- _PROBLEM_: Your task is to retype each line of the data below exactly.
────────────────────
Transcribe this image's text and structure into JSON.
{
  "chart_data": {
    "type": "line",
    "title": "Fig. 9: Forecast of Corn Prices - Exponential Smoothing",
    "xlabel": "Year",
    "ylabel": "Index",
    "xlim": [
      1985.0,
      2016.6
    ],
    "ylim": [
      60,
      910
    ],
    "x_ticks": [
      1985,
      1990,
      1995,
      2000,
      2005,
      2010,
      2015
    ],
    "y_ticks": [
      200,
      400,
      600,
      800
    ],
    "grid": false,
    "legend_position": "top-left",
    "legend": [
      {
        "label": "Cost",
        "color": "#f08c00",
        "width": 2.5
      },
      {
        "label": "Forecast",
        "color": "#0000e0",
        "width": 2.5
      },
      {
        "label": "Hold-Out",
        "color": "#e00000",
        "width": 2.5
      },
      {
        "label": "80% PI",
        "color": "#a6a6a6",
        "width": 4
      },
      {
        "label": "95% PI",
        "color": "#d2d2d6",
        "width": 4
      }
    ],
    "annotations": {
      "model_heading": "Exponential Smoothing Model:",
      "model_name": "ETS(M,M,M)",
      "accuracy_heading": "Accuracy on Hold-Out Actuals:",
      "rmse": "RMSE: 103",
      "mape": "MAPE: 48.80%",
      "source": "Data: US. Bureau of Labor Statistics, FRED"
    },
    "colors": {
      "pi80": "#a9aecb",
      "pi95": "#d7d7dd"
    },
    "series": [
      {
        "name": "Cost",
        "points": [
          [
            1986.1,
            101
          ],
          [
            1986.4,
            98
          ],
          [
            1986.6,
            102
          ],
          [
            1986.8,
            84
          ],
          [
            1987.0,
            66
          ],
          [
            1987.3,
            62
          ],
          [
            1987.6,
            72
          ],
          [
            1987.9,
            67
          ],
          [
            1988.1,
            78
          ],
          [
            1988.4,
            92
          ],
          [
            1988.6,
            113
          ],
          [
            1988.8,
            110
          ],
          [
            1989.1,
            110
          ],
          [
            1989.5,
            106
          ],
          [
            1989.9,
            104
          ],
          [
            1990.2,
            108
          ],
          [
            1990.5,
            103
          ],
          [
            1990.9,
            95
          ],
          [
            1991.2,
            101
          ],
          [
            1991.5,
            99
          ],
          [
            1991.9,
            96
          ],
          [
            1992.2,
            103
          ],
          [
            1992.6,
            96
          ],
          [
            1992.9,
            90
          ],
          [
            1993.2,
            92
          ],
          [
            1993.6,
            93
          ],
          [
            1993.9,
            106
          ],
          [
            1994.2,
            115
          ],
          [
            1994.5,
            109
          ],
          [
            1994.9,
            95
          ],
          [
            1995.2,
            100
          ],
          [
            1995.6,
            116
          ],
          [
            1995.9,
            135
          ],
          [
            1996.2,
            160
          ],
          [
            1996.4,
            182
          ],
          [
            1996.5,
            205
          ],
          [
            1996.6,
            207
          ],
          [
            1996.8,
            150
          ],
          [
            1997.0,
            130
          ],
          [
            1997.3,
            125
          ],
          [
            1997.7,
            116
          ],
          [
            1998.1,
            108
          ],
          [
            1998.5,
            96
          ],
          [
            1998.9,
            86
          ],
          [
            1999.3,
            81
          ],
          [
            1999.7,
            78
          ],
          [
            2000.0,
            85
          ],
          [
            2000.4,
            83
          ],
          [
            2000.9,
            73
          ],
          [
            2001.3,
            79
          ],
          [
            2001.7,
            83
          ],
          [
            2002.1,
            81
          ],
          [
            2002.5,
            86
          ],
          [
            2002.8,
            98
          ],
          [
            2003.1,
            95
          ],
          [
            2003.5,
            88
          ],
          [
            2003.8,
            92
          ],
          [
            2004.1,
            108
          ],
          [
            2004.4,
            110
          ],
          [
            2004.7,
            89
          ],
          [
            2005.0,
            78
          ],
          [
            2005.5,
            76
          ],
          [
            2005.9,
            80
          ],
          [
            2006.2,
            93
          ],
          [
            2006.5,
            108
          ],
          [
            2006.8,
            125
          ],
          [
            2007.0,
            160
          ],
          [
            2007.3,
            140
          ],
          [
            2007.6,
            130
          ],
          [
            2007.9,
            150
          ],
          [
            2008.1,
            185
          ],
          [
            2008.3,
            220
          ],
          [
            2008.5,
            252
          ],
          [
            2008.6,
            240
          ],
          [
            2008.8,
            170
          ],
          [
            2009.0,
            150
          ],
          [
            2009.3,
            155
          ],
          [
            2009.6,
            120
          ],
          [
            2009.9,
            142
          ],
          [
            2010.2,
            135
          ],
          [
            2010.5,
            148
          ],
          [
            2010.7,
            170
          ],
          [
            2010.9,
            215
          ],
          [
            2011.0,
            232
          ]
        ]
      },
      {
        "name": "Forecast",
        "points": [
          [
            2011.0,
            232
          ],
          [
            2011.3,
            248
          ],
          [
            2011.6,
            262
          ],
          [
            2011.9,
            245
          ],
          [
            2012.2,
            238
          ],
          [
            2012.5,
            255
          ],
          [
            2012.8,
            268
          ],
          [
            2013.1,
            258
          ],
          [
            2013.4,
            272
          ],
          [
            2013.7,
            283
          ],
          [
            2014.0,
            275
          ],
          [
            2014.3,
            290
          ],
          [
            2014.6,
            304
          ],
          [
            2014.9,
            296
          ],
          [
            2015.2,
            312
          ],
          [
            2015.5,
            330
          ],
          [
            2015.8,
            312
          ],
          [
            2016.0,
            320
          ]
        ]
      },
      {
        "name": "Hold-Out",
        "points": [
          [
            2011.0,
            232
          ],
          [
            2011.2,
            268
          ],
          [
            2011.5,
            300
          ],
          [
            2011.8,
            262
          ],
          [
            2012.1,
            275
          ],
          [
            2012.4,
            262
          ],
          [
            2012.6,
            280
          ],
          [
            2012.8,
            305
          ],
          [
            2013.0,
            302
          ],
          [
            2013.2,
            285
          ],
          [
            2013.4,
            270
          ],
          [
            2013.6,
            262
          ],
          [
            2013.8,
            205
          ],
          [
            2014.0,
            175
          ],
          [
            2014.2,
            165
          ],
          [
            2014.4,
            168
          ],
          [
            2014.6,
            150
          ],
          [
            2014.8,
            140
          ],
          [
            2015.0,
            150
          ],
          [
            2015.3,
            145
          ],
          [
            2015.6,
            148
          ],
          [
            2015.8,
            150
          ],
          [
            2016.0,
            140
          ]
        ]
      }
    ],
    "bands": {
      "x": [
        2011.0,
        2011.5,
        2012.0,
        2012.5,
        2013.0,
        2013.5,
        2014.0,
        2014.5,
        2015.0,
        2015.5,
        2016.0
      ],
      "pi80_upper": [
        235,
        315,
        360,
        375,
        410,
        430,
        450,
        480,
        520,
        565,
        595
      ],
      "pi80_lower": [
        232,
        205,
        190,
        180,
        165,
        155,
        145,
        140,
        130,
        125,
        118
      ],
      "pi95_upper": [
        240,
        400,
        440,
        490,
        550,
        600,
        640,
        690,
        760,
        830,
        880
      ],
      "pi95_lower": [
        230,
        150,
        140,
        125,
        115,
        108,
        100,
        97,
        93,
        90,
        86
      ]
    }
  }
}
────────────────────
- _EXERCISE SOLUTION_:
Transcribe this image's text and structure into JSON.
{
  "chart_data": {
    "type": "line",
    "title": "Fig. 9: Forecast of Corn Prices - Exponential Smoothing",
    "xlabel": "Year",
    "ylabel": "Index",
    "xlim": [
      1985.0,
      2016.6
    ],
    "ylim": [
      60,
      910
    ],
    "x_ticks": [
      1985,
      1990,
      1995,
      2000,
      2005,
      2010,
      2015
    ],
    "y_ticks": [
      200,
      400,
      600,
      800
    ],
    "grid": false,
    "legend_position": "top-left",
    "legend": [
      {
        "label": "Cost",
        "color": "#f08c00",
        "width": 2.5
      },
      {
        "label": "Forecast",
        "color": "#0000e0",
        "width": 2.5
      },
      {
        "label": "Hold-Out",
        "color": "#e00000",
        "width": 2.5
      },
      {
        "label": "80% PI",
        "color": "#a6a6a6",
        "width": 4
      },
      {
        "label": "95% PI",
        "color": "#d2d2d6",
        "width": 4
      }
    ],
    "annotations": {
      "model_heading": "Exponential Smoothing Model:",
      "model_name": "ETS(M,M,M)",
      "accuracy_heading": "Accuracy on Hold-Out Actuals:",
      "rmse": "RMSE: 103",
      "mape": "MAPE: 48.80%",
      "source": "Data: US. Bureau of Labor Statistics, FRED"
    },
    "colors": {
      "pi80": "#a9aecb",
      "pi95": "#d7d7dd"
    },
    "series": [
      {
        "name": "Cost",
        "points": [
          [
            1986.1,
            101
          ],
          [
            1986.4,
            98
          ],
          [
            1986.6,
            102
          ],
          [
            1986.8,
            84
          ],
          [
            1987.0,
            66
          ],
          [
            1987.3,
            62
          ],
          [
            1987.6,
            72
          ],
          [
            1987.9,
            67
          ],
          [
            1988.1,
            78
          ],
          [
            1988.4,
            92
          ],
          [
            1988.6,
            113
          ],
          [
            1988.8,
            110
          ],
          [
            1989.1,
            110
          ],
          [
            1989.5,
            106
          ],
          [
            1989.9,
            104
          ],
          [
            1990.2,
            108
          ],
          [
            1990.5,
            103
          ],
          [
            1990.9,
            95
          ],
          [
            1991.2,
            101
          ],
          [
            1991.5,
            99
          ],
          [
            1991.9,
            96
          ],
          [
            1992.2,
            103
          ],
          [
            1992.6,
            96
          ],
          [
            1992.9,
            90
          ],
          [
            1993.2,
            92
          ],
          [
            1993.6,
            93
          ],
          [
            1993.9,
            106
          ],
          [
            1994.2,
            115
          ],
          [
            1994.5,
            109
          ],
          [
            1994.9,
            95
          ],
          [
            1995.2,
            100
          ],
          [
            1995.6,
            116
          ],
          [
            1995.9,
            135
          ],
          [
            1996.2,
            160
          ],
          [
            1996.4,
            182
          ],
          [
            1996.5,
            205
          ],
          [
            1996.6,
            207
          ],
          [
            1996.8,
            150
          ],
          [
            1997.0,
            130
          ],
          [
            1997.3,
            125
          ],
          [
            1997.7,
            116
          ],
          [
            1998.1,
            108
          ],
          [
            1998.5,
            96
          ],
          [
            1998.9,
            86
          ],
          [
            1999.3,
            81
          ],
          [
            1999.7,
            78
          ],
          [
            2000.0,
            85
          ],
          [
            2000.4,
            83
          ],
          [
            2000.9,
            73
          ],
          [
            2001.3,
            79
          ],
          [
            2001.7,
            83
          ],
          [
            2002.1,
            81
          ],
          [
            2002.5,
            86
          ],
          [
            2002.8,
            98
          ],
          [
            2003.1,
            95
          ],
          [
            2003.5,
            88
          ],
          [
            2003.8,
            92
          ],
          [
            2004.1,
            108
          ],
          [
            2004.4,
            110
          ],
          [
            2004.7,
            89
          ],
          [
            2005.0,
            78
          ],
          [
            2005.5,
            76
          ],
          [
            2005.9,
            80
          ],
          [
            2006.2,
            93
          ],
          [
            2006.5,
            108
          ],
          [
            2006.8,
            125
          ],
          [
            2007.0,
            160
          ],
          [
            2007.3,
            140
          ],
          [
            2007.6,
            130
          ],
          [
            2007.9,
            150
          ],
          [
            2008.1,
            185
          ],
          [
            2008.3,
            220
          ],
          [
            2008.5,
            252
          ],
          [
            2008.6,
            240
          ],
          [
            2008.8,
            170
          ],
          [
            2009.0,
            150
          ],
          [
            2009.3,
            155
          ],
          [
            2009.6,
            120
          ],
          [
            2009.9,
            142
          ],
          [
            2010.2,
            135
          ],
          [
            2010.5,
            148
          ],
          [
            2010.7,
            170
          ],
          [
            2010.9,
            215
          ],
          [
            2011.0,
            232
          ]
        ]
      },
      {
        "name": "Forecast",
        "points": [
          [
            2011.0,
            232
          ],
          [
            2011.3,
            248
          ],
          [
            2011.6,
            262
          ],
          [
            2011.9,
            245
          ],
          [
            2012.2,
            238
          ],
          [
            2012.5,
            255
          ],
          [
            2012.8,
            268
          ],
          [
            2013.1,
            258
          ],
          [
            2013.4,
            272
          ],
          [
            2013.7,
            283
          ],
          [
            2014.0,
            275
          ],
          [
            2014.3,
            290
          ],
          [
            2014.6,
            304
          ],
          [
            2014.9,
            296
          ],
          [
            2015.2,
            312
          ],
          [
            2015.5,
            330
          ],
          [
            2015.8,
            312
          ],
          [
            2016.0,
            320
          ]
        ]
      },
      {
        "name": "Hold-Out",
        "points": [
          [
            2011.0,
            232
          ],
          [
            2011.2,
            268
          ],
          [
            2011.5,
            300
          ],
          [
            2011.8,
            262
          ],
          [
            2012.1,
            275
          ],
          [
            2012.4,
            262
          ],
          [
            2012.6,
            280
          ],
          [
            2012.8,
            305
          ],
          [
            2013.0,
            302
          ],
          [
            2013.2,
            285
          ],
          [
            2013.4,
            270
          ],
          [
            2013.6,
            262
          ],
          [
            2013.8,
            205
          ],
          [
            2014.0,
            175
          ],
          [
            2014.2,
            165
          ],
          [
            2014.4,
            168
          ],
          [
            2014.6,
            150
          ],
          [
            2014.8,
            140
          ],
          [
            2015.0,
            150
          ],
          [
            2015.3,
            145
          ],
          [
            2015.6,
            148
          ],
          [
            2015.8,
            150
          ],
          [
            2016.0,
            140
          ]
        ]
      }
    ],
    "bands": {
      "x": [
        2011.0,
        2011.5,
        2012.0,
        2012.5,
        2013.0,
        2013.5,
        2014.0,
        2014.5,
        2015.0,
        2015.5,
        2016.0
      ],
      "pi80_upper": [
        235,
        315,
        360,
        375,
        410,
        430,
        450,
        480,
        520,
        565,
        595
      ],
      "pi80_lower": [
        232,
        205,
        190,
        180,
        165,
        155,
        145,
        140,
        130,
        125,
        118
      ],
      "pi95_upper": [
        240,
        400,
        440,
        490,
        550,
        600,
        640,
        690,
        760,
        830,
        880
      ],
      "pi95_lower": [
        230,
        150,
        140,
        125,
        115,
        108,
        100,
        97,
        93,
        90,
        86
      ]
    }
  }
}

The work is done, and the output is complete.